Write the records out again exactly, leaving no images in.

=== Input data ===

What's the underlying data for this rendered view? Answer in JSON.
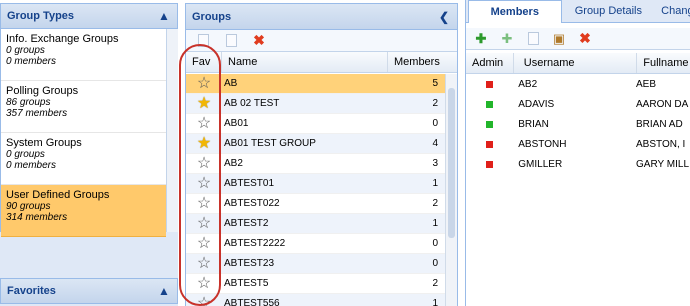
{
  "left_panel": {
    "title": "Group Types",
    "group_types": [
      {
        "title": "Info. Exchange Groups",
        "groups": "0 groups",
        "members": "0 members",
        "selected": false
      },
      {
        "title": "Polling Groups",
        "groups": "86 groups",
        "members": "357 members",
        "selected": false
      },
      {
        "title": "System Groups",
        "groups": "0 groups",
        "members": "0 members",
        "selected": false
      },
      {
        "title": "User Defined Groups",
        "groups": "90 groups",
        "members": "314 members",
        "selected": true
      }
    ],
    "favorites_title": "Favorites"
  },
  "middle_panel": {
    "title": "Groups",
    "columns": {
      "fav": "Fav",
      "name": "Name",
      "members": "Members"
    },
    "rows": [
      {
        "name": "AB",
        "members": "5",
        "fav": false,
        "selected": true
      },
      {
        "name": "AB 02 TEST",
        "members": "2",
        "fav": true,
        "selected": false
      },
      {
        "name": "AB01",
        "members": "0",
        "fav": false,
        "selected": false
      },
      {
        "name": "AB01 TEST GROUP",
        "members": "4",
        "fav": true,
        "selected": false
      },
      {
        "name": "AB2",
        "members": "3",
        "fav": false,
        "selected": false
      },
      {
        "name": "ABTEST01",
        "members": "1",
        "fav": false,
        "selected": false
      },
      {
        "name": "ABTEST022",
        "members": "2",
        "fav": false,
        "selected": false
      },
      {
        "name": "ABTEST2",
        "members": "1",
        "fav": false,
        "selected": false
      },
      {
        "name": "ABTEST2222",
        "members": "0",
        "fav": false,
        "selected": false
      },
      {
        "name": "ABTEST23",
        "members": "0",
        "fav": false,
        "selected": false
      },
      {
        "name": "ABTEST5",
        "members": "2",
        "fav": false,
        "selected": false
      },
      {
        "name": "ABTEST556",
        "members": "1",
        "fav": false,
        "selected": false
      }
    ]
  },
  "right_panel": {
    "tabs": [
      "Members",
      "Group Details",
      "Chang"
    ],
    "columns": {
      "admin": "Admin",
      "username": "Username",
      "fullname": "Fullname"
    },
    "rows": [
      {
        "admin": "red",
        "username": "AB2",
        "fullname": "AEB"
      },
      {
        "admin": "green",
        "username": "ADAVIS",
        "fullname": "AARON DA"
      },
      {
        "admin": "green",
        "username": "BRIAN",
        "fullname": "BRIAN AD"
      },
      {
        "admin": "red",
        "username": "ABSTONH",
        "fullname": "ABSTON, I"
      },
      {
        "admin": "red",
        "username": "GMILLER",
        "fullname": "GARY MILL"
      }
    ]
  },
  "colors": {
    "admin_red": "#e0201a",
    "admin_green": "#22b52a",
    "selection": "#ffd27a"
  }
}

===

Response to the exercise -
What's the underlying data for this rendered view? Answer in JSON.
{
  "left_panel": {
    "title": "Group Types",
    "group_types": [
      {
        "title": "Info. Exchange Groups",
        "groups": "0 groups",
        "members": "0 members",
        "selected": false
      },
      {
        "title": "Polling Groups",
        "groups": "86 groups",
        "members": "357 members",
        "selected": false
      },
      {
        "title": "System Groups",
        "groups": "0 groups",
        "members": "0 members",
        "selected": false
      },
      {
        "title": "User Defined Groups",
        "groups": "90 groups",
        "members": "314 members",
        "selected": true
      }
    ],
    "favorites_title": "Favorites"
  },
  "middle_panel": {
    "title": "Groups",
    "columns": {
      "fav": "Fav",
      "name": "Name",
      "members": "Members"
    },
    "rows": [
      {
        "name": "AB",
        "members": "5",
        "fav": false,
        "selected": true
      },
      {
        "name": "AB 02 TEST",
        "members": "2",
        "fav": true,
        "selected": false
      },
      {
        "name": "AB01",
        "members": "0",
        "fav": false,
        "selected": false
      },
      {
        "name": "AB01 TEST GROUP",
        "members": "4",
        "fav": true,
        "selected": false
      },
      {
        "name": "AB2",
        "members": "3",
        "fav": false,
        "selected": false
      },
      {
        "name": "ABTEST01",
        "members": "1",
        "fav": false,
        "selected": false
      },
      {
        "name": "ABTEST022",
        "members": "2",
        "fav": false,
        "selected": false
      },
      {
        "name": "ABTEST2",
        "members": "1",
        "fav": false,
        "selected": false
      },
      {
        "name": "ABTEST2222",
        "members": "0",
        "fav": false,
        "selected": false
      },
      {
        "name": "ABTEST23",
        "members": "0",
        "fav": false,
        "selected": false
      },
      {
        "name": "ABTEST5",
        "members": "2",
        "fav": false,
        "selected": false
      },
      {
        "name": "ABTEST556",
        "members": "1",
        "fav": false,
        "selected": false
      }
    ]
  },
  "right_panel": {
    "tabs": [
      "Members",
      "Group Details",
      "Chang"
    ],
    "columns": {
      "admin": "Admin",
      "username": "Username",
      "fullname": "Fullname"
    },
    "rows": [
      {
        "admin": "red",
        "username": "AB2",
        "fullname": "AEB"
      },
      {
        "admin": "green",
        "username": "ADAVIS",
        "fullname": "AARON DA"
      },
      {
        "admin": "green",
        "username": "BRIAN",
        "fullname": "BRIAN AD"
      },
      {
        "admin": "red",
        "username": "ABSTONH",
        "fullname": "ABSTON, I"
      },
      {
        "admin": "red",
        "username": "GMILLER",
        "fullname": "GARY MILL"
      }
    ]
  },
  "colors": {
    "admin_red": "#e0201a",
    "admin_green": "#22b52a",
    "selection": "#ffd27a"
  }
}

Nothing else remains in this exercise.